*Directions*
Leave out the pictures and copy every record exactly.

[Transcript data for document pages]

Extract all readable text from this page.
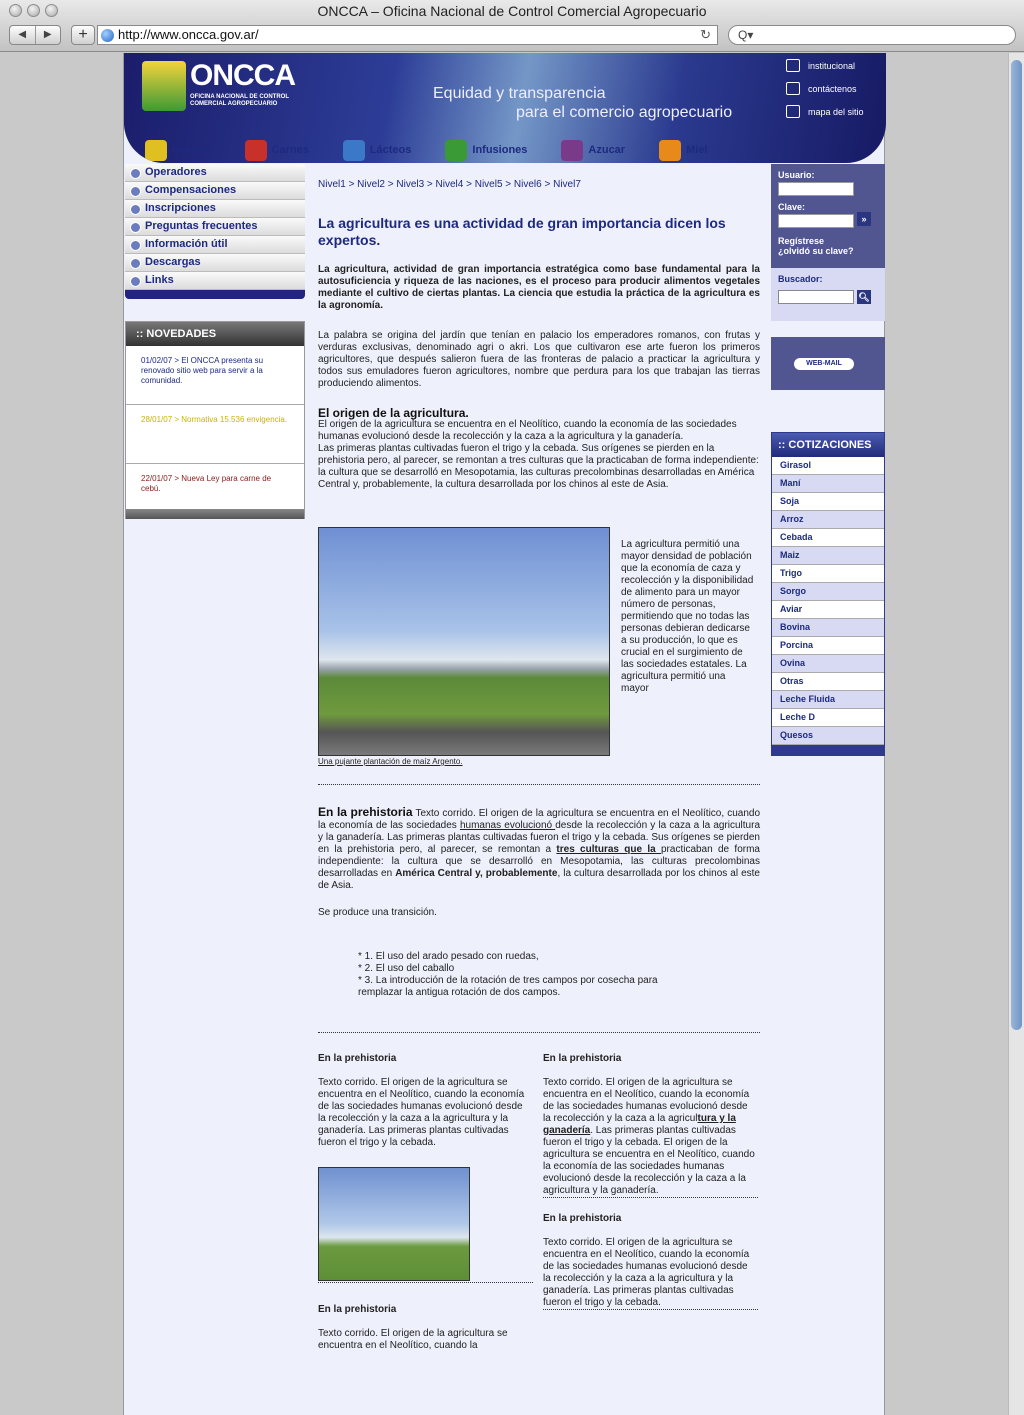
ONCCA – Oficina Nacional de Control Comercial Agropecuario
◀	▶	+	http://www.oncca.gov.ar/	↻	Q▾
ONCCA
OFICINA NACIONAL DE CONTROL COMERCIAL AGROPECUARIO
Equidad y transparencia
para el comercio agropecuario
institucional
contáctenos
mapa del sitio
Granos	Carnes	Lácteos	Infusiones	Azucar	Miel
Operadores
Compensaciones
Inscripciones
Preguntas frecuentes
Información útil
Descargas
Links
:: NOVEDADES
01/02/07 > El ONCCA presenta su renovado sitio web para servir a la comunidad.
28/01/07 > Normativa 15.536 envigencia.
22/01/07 > Nueva Ley para carne de cebú.
Nivel1 > Nivel2 > Nivel3 > Nivel4 > Nivel5 > Nivel6 > Nivel7
La agricultura es una actividad de gran importancia dicen los expertos.

La agricultura, actividad de gran importancia estratégica como base fundamental para la autosuficiencia y riqueza de las naciones, es el proceso para producir alimentos vegetales mediante el cultivo de ciertas plantas. La ciencia que estudia la práctica de la agricultura es la agronomía.

La palabra se origina del jardín que tenían en palacio los emperadores romanos, con frutas y verduras exclusivas, denominado agri o akri. Los que cultivaron ese arte fueron los primeros agricultores, que después salieron fuera de las fronteras de palacio a practicar la agricultura y todos sus emuladores fueron agricultores, nombre que perdura para los que trabajan las tierras produciendo alimentos.

El origen de la agricultura.

El origen de la agricultura se encuentra en el Neolítico, cuando la economía de las sociedades humanas evolucionó desde la recolección y la caza a la agricultura y la ganadería.

Las primeras plantas cultivadas fueron el trigo y la cebada. Sus orígenes se pierden en la prehistoria pero, al parecer, se remontan a tres culturas que la practicaban de forma independiente: la cultura que se desarrolló en Mesopotamia, las culturas precolombinas desarrolladas en América Central y, probablemente, la cultura desarrollada por los chinos al este de Asia.

Una pujante plantación de maíz Argento.
La agricultura permitió una mayor densidad de población que la economía de caza y recolección y la disponibilidad de alimento para un mayor número de personas, permitiendo que no todas las personas debieran dedicarse a su producción, lo que es crucial en el surgimiento de las sociedades estatales. La agricultura permitió una mayor

En la prehistoria Texto corrido. El origen de la agricultura se encuentra en el Neolítico, cuando la economía de las sociedades humanas evolucionó desde la recolección y la caza a la agricultura y la ganadería. Las primeras plantas cultivadas fueron el trigo y la cebada. Sus orígenes se pierden en la prehistoria pero, al parecer, se remontan a tres culturas que la practicaban de forma independiente: la cultura que se desarrolló en Mesopotamia, las culturas precolombinas desarrolladas en América Central y, probablemente, la cultura desarrollada por los chinos al este de Asia.

Se produce una transición.

* 1. El uso del arado pesado con ruedas,
* 2. El uso del caballo
* 3. La introducción de la rotación de tres campos por cosecha para remplazar la antigua rotación de dos campos.
En la prehistoria

Texto corrido. El origen de la agricultura se encuentra en el Neolítico, cuando la economía de las sociedades humanas evolucionó desde la recolección y la caza a la agricultura y la ganadería. Las primeras plantas cultivadas fueron el trigo y la cebada.

En la prehistoria

Texto corrido. El origen de la agricultura se encuentra en el Neolítico, cuando la

En la prehistoria

Texto corrido. El origen de la agricultura se encuentra en el Neolítico, cuando la economía de las sociedades humanas evolucionó desde la recolección y la caza a la agricultura y la ganadería. Las primeras plantas cultivadas fueron el trigo y la cebada. El origen de la agricultura se encuentra en el Neolítico, cuando la economía de las sociedades humanas evolucionó desde la recolección y la caza a la agricultura y la ganadería.

En la prehistoria

Texto corrido. El origen de la agricultura se encuentra en el Neolítico, cuando la economía de las sociedades humanas evolucionó desde la recolección y la caza a la agricultura y la ganadería. Las primeras plantas cultivadas fueron el trigo y la cebada.

Usuario:
Clave:
»
Regístrese
¿olvidó su clave?
Buscador:
🔍︎
WEB-MAIL
:: COTIZACIONES
Girasol
Maní
Soja
Arroz
Cebada
Maiz
Trigo
Sorgo
Aviar
Bovina
Porcina
Ovina
Otras
Leche Fluida
Leche D
Quesos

*Task output*
Extract all readable text from this page.
ONCCA – Oficina Nacional de Control Comercial Agropecuario
◀	▶	+	http://www.oncca.gov.ar/	↻	Q▾
ONCCA
OFICINA NACIONAL DE CONTROL COMERCIAL AGROPECUARIO
Equidad y transparencia
para el comercio agropecuario
institucional
contáctenos
mapa del sitio
Granos	Carnes	Lácteos	Infusiones	Azucar	Miel
Operadores
Compensaciones
Inscripciones
Preguntas frecuentes
Información útil
Descargas
Links
:: NOVEDADES
01/02/07 > El ONCCA presenta su renovado sitio web para servir a la comunidad.
28/01/07 > Normativa 15.536 envigencia.
22/01/07 > Nueva Ley para carne de cebú.
Nivel1 > Nivel2 > Nivel3 > Nivel4 > Nivel5 > Nivel6 > Nivel7
La agricultura es una actividad de gran importancia dicen los expertos.

La agricultura, actividad de gran importancia estratégica como base fundamental para la autosuficiencia y riqueza de las naciones, es el proceso para producir alimentos vegetales mediante el cultivo de ciertas plantas. La ciencia que estudia la práctica de la agricultura es la agronomía.

La palabra se origina del jardín que tenían en palacio los emperadores romanos, con frutas y verduras exclusivas, denominado agri o akri. Los que cultivaron ese arte fueron los primeros agricultores, que después salieron fuera de las fronteras de palacio a practicar la agricultura y todos sus emuladores fueron agricultores, nombre que perdura para los que trabajan las tierras produciendo alimentos.

El origen de la agricultura.

El origen de la agricultura se encuentra en el Neolítico, cuando la economía de las sociedades humanas evolucionó desde la recolección y la caza a la agricultura y la ganadería.

Las primeras plantas cultivadas fueron el trigo y la cebada. Sus orígenes se pierden en la prehistoria pero, al parecer, se remontan a tres culturas que la practicaban de forma independiente: la cultura que se desarrolló en Mesopotamia, las culturas precolombinas desarrolladas en América Central y, probablemente, la cultura desarrollada por los chinos al este de Asia.

Una pujante plantación de maíz Argento.
La agricultura permitió una mayor densidad de población que la economía de caza y recolección y la disponibilidad de alimento para un mayor número de personas, permitiendo que no todas las personas debieran dedicarse a su producción, lo que es crucial en el surgimiento de las sociedades estatales. La agricultura permitió una mayor

En la prehistoria Texto corrido. El origen de la agricultura se encuentra en el Neolítico, cuando la economía de las sociedades humanas evolucionó desde la recolección y la caza a la agricultura y la ganadería. Las primeras plantas cultivadas fueron el trigo y la cebada. Sus orígenes se pierden en la prehistoria pero, al parecer, se remontan a tres culturas que la practicaban de forma independiente: la cultura que se desarrolló en Mesopotamia, las culturas precolombinas desarrolladas en América Central y, probablemente, la cultura desarrollada por los chinos al este de Asia.

Se produce una transición.

* 1. El uso del arado pesado con ruedas,
* 2. El uso del caballo
* 3. La introducción de la rotación de tres campos por cosecha para remplazar la antigua rotación de dos campos.
En la prehistoria

Texto corrido. El origen de la agricultura se encuentra en el Neolítico, cuando la economía de las sociedades humanas evolucionó desde la recolección y la caza a la agricultura y la ganadería. Las primeras plantas cultivadas fueron el trigo y la cebada.

En la prehistoria

Texto corrido. El origen de la agricultura se encuentra en el Neolítico, cuando la

En la prehistoria

Texto corrido. El origen de la agricultura se encuentra en el Neolítico, cuando la economía de las sociedades humanas evolucionó desde la recolección y la caza a la agricultura y la ganadería. Las primeras plantas cultivadas fueron el trigo y la cebada. El origen de la agricultura se encuentra en el Neolítico, cuando la economía de las sociedades humanas evolucionó desde la recolección y la caza a la agricultura y la ganadería.

En la prehistoria

Texto corrido. El origen de la agricultura se encuentra en el Neolítico, cuando la economía de las sociedades humanas evolucionó desde la recolección y la caza a la agricultura y la ganadería. Las primeras plantas cultivadas fueron el trigo y la cebada.

Usuario:
Clave:
»
Regístrese
¿olvidó su clave?
Buscador:
🔍︎
WEB-MAIL
:: COTIZACIONES
Girasol
Maní
Soja
Arroz
Cebada
Maiz
Trigo
Sorgo
Aviar
Bovina
Porcina
Ovina
Otras
Leche Fluida
Leche D
Quesos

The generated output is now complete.